The task
Count every line that has the word "Figure". Give the number, without anything more.

Supplied entries
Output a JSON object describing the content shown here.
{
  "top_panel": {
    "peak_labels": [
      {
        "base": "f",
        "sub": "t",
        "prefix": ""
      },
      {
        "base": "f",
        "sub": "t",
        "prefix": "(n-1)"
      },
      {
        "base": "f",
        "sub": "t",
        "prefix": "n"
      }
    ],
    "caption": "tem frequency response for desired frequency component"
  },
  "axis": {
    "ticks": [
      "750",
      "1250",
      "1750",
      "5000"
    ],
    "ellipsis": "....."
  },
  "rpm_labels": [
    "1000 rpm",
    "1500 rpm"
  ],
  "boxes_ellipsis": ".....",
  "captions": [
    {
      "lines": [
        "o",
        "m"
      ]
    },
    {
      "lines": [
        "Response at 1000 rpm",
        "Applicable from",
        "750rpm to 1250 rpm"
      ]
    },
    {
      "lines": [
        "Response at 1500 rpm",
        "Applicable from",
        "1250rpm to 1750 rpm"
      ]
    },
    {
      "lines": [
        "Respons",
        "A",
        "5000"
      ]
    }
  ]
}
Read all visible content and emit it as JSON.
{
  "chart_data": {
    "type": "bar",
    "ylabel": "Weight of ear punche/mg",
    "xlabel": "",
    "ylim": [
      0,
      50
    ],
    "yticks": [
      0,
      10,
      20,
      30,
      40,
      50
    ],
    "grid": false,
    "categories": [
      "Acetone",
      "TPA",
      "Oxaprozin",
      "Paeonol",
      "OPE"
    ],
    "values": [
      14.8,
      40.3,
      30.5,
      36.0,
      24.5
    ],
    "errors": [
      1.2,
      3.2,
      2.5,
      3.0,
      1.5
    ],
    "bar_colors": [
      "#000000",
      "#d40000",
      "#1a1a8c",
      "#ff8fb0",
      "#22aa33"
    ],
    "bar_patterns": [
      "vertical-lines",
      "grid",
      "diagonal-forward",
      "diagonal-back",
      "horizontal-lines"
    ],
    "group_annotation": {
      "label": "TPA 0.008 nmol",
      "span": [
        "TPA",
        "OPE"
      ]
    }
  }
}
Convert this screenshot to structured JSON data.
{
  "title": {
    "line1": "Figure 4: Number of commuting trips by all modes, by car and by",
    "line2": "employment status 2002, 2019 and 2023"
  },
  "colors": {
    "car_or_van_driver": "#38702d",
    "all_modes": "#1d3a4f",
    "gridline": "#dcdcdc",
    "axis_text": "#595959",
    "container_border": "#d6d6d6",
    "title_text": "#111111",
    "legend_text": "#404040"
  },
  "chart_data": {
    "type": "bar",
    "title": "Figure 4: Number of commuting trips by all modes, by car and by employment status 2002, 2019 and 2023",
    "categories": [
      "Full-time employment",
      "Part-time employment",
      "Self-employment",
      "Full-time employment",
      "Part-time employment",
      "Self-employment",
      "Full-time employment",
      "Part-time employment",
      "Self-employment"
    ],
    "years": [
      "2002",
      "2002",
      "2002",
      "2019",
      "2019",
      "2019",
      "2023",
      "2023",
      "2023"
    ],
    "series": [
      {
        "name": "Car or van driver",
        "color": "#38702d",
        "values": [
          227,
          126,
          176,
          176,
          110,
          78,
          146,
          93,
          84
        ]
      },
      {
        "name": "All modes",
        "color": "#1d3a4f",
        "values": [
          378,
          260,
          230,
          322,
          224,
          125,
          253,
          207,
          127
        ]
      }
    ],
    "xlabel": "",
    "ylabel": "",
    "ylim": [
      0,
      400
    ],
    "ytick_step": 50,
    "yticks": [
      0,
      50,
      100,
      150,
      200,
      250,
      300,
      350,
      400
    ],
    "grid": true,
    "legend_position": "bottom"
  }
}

...

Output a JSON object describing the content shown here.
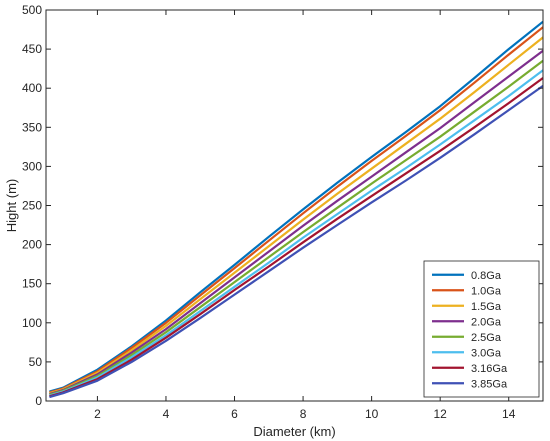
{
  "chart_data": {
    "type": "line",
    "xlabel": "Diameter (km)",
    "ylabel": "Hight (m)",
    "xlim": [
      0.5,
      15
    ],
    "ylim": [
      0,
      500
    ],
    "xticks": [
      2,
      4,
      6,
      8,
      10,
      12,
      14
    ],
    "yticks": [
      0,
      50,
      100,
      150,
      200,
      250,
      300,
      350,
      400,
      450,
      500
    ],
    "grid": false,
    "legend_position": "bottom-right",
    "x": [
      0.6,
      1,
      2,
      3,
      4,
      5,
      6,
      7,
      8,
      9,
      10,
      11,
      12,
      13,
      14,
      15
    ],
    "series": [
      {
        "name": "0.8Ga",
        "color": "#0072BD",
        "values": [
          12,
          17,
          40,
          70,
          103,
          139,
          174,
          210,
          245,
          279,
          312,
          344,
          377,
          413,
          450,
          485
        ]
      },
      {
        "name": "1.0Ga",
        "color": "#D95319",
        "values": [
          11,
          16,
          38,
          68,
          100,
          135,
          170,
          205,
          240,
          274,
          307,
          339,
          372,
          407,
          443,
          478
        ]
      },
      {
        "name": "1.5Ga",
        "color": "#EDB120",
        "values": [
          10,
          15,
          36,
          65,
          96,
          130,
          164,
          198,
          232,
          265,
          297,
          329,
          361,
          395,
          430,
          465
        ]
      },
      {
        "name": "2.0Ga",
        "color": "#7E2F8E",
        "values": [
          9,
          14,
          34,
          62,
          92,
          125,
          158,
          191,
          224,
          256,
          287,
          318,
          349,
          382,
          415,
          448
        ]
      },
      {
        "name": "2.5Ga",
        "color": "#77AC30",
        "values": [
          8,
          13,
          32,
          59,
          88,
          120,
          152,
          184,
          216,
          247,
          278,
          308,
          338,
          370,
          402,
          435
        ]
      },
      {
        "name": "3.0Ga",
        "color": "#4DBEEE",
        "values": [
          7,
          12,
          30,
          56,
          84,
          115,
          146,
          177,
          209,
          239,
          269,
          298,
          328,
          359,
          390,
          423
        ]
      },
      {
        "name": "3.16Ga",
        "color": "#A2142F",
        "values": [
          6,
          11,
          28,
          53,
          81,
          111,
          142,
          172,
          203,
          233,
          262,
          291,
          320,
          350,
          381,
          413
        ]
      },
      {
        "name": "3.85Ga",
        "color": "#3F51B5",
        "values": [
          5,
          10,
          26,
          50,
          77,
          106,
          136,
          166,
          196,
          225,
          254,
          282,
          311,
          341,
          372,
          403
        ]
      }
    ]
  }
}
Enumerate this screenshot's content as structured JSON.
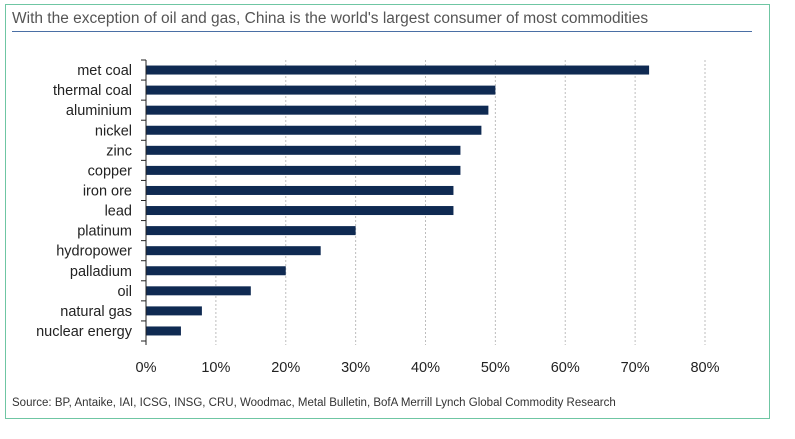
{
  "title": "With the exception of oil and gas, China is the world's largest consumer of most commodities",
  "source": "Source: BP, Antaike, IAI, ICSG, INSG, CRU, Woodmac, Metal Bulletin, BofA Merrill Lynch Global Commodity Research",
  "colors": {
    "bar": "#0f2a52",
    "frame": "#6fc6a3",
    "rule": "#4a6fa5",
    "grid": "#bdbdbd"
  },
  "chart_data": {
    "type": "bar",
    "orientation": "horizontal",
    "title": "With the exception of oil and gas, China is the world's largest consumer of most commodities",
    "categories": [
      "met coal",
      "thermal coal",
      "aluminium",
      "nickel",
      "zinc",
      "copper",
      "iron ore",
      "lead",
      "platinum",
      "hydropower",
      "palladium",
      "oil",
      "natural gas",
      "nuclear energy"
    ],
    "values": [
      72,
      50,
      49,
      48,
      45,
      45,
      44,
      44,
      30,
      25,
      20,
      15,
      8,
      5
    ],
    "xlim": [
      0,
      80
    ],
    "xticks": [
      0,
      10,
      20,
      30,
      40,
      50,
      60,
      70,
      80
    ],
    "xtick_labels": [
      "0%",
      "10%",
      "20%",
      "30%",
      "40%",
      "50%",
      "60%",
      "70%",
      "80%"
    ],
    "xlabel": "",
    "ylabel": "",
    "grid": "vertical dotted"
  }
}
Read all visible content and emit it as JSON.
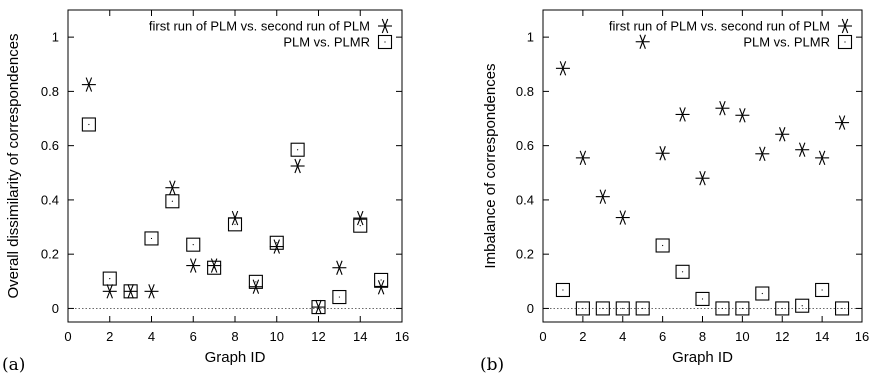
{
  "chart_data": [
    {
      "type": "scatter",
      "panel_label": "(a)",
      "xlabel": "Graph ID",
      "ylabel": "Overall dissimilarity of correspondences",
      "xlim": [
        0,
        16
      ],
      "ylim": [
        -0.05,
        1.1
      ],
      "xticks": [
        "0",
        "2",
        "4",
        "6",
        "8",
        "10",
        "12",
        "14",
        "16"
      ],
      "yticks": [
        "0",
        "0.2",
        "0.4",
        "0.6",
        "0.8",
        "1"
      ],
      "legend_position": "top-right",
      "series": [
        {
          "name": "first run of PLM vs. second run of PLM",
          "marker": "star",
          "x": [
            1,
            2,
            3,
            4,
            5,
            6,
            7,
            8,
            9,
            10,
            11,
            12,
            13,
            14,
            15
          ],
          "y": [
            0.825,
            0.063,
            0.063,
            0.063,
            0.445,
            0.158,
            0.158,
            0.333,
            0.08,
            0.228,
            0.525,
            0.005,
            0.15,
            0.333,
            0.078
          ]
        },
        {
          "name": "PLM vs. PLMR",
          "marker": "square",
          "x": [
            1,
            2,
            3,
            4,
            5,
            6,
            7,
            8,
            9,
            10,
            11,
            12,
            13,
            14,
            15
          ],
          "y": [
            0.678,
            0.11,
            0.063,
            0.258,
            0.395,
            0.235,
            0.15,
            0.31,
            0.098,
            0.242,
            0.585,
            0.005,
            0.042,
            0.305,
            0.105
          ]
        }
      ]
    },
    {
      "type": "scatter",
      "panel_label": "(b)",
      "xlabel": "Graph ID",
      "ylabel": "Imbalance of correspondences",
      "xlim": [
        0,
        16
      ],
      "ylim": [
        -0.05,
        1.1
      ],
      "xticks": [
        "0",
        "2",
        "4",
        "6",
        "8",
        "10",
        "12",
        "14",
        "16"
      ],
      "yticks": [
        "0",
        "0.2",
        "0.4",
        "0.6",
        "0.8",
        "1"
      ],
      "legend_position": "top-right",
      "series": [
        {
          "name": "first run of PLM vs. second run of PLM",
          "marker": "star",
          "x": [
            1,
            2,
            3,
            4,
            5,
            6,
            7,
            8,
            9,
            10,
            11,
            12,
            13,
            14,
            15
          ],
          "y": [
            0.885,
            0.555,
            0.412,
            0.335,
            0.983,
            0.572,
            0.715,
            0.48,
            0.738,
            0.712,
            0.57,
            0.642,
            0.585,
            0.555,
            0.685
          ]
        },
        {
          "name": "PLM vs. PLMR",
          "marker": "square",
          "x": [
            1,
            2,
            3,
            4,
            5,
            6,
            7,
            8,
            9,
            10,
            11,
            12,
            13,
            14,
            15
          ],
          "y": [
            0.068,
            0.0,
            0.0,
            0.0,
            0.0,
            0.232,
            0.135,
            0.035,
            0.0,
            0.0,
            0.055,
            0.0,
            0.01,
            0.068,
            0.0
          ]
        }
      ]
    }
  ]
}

...

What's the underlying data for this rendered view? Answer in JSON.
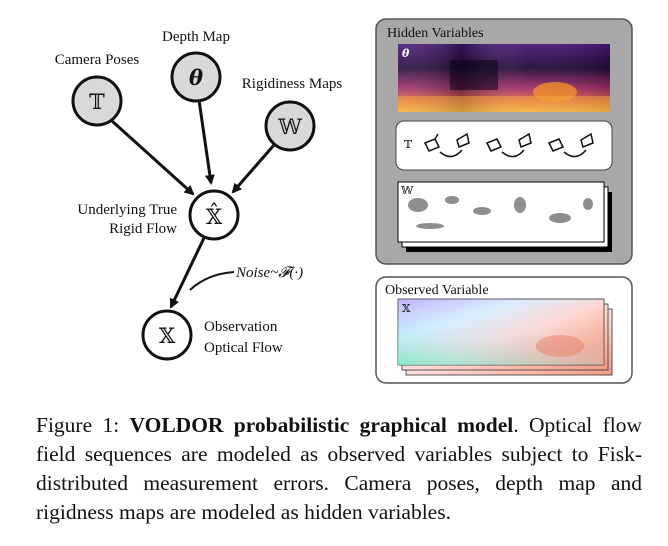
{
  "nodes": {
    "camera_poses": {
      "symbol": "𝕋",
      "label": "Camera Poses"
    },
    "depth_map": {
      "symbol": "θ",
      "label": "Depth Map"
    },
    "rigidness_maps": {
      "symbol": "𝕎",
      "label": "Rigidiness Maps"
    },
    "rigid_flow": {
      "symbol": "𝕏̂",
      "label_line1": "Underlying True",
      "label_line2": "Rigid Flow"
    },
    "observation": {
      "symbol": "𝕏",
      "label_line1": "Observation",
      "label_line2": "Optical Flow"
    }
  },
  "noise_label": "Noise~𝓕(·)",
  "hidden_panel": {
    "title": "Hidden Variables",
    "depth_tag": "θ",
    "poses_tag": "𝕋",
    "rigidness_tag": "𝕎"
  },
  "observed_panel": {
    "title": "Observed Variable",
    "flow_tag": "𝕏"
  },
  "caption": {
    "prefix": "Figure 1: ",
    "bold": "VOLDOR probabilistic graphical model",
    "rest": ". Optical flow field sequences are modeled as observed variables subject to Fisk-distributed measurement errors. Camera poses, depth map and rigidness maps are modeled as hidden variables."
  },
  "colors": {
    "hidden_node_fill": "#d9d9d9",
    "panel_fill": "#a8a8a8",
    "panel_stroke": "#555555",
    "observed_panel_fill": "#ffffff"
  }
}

Full response
3